*Exercise details*.
Exclude the pictures, then repeat the remaining data exactly.
╭──
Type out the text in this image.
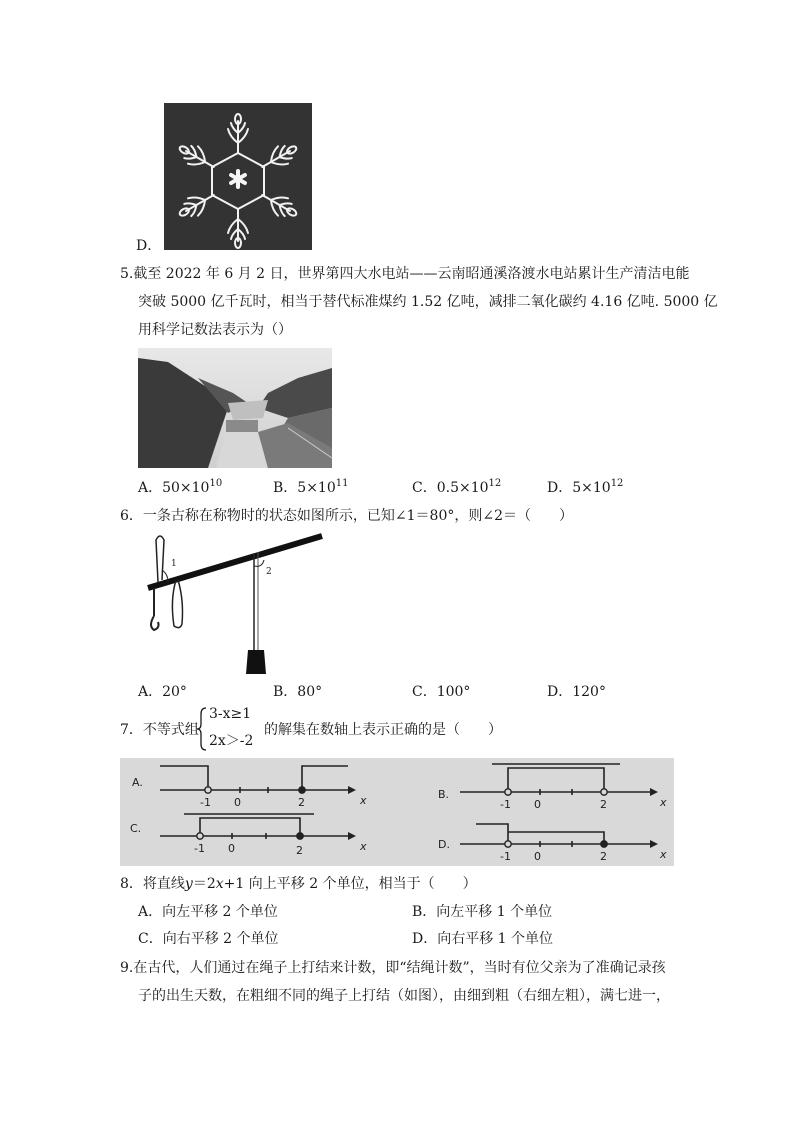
D．
5.截至 2022 年 6 月 2 日，世界第四大水电站——云南昭通溪洛渡水电站累计生产清洁电能
突破 5000 亿千瓦时，相当于替代标准煤约 1.52 亿吨，减排二氧化碳约 4.16 亿吨. 5000 亿
用科学记数法表示为（）
A．$50\times 10^{10}$	B．$5\times 10^{11}$	C．$0.5\times 10^{12}$	D．$5\times 10^{12}$
6．一条古称在称物时的状态如图所示，已知∠1＝80°，则∠2＝（　　）
1
2
A．20°	B．80°	C．100°	D．120°
7．不等式组
3-x≥1
2x＞-2
的解集在数轴上表示正确的是（　　）
A.
-1 0	2	x	B.
-1 0	2	x
C.
-1 0	2	x	D.
-1 0	2	x
8．将直线y＝2x+1 向上平移 2 个单位，相当于（　　）
A．向左平移 2 个单位	B．向左平移 1 个单位
C．向右平移 2 个单位	D．向右平移 1 个单位
9.在古代，人们通过在绳子上打结来计数，即“结绳计数”，当时有位父亲为了准确记录孩
子的出生天数，在粗细不同的绳子上打结（如图），由细到粗（右细左粗），满七进一，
╰──
*Solution for this task*.
Type out the text in this image.
D．
5.截至 2022 年 6 月 2 日，世界第四大水电站——云南昭通溪洛渡水电站累计生产清洁电能
突破 5000 亿千瓦时，相当于替代标准煤约 1.52 亿吨，减排二氧化碳约 4.16 亿吨. 5000 亿
用科学记数法表示为（）
A．$50\times 10^{10}$	B．$5\times 10^{11}$	C．$0.5\times 10^{12}$	D．$5\times 10^{12}$
6．一条古称在称物时的状态如图所示，已知∠1＝80°，则∠2＝（　　）
1
2
A．20°	B．80°	C．100°	D．120°
7．不等式组
3-x≥1
2x＞-2
的解集在数轴上表示正确的是（　　）
A.
-1 0	2	x	B.
-1 0	2	x
C.
-1 0	2	x	D.
-1 0	2	x
8．将直线y＝2x+1 向上平移 2 个单位，相当于（　　）
A．向左平移 2 个单位	B．向左平移 1 个单位
C．向右平移 2 个单位	D．向右平移 1 个单位
9.在古代，人们通过在绳子上打结来计数，即“结绳计数”，当时有位父亲为了准确记录孩
子的出生天数，在粗细不同的绳子上打结（如图），由细到粗（右细左粗），满七进一，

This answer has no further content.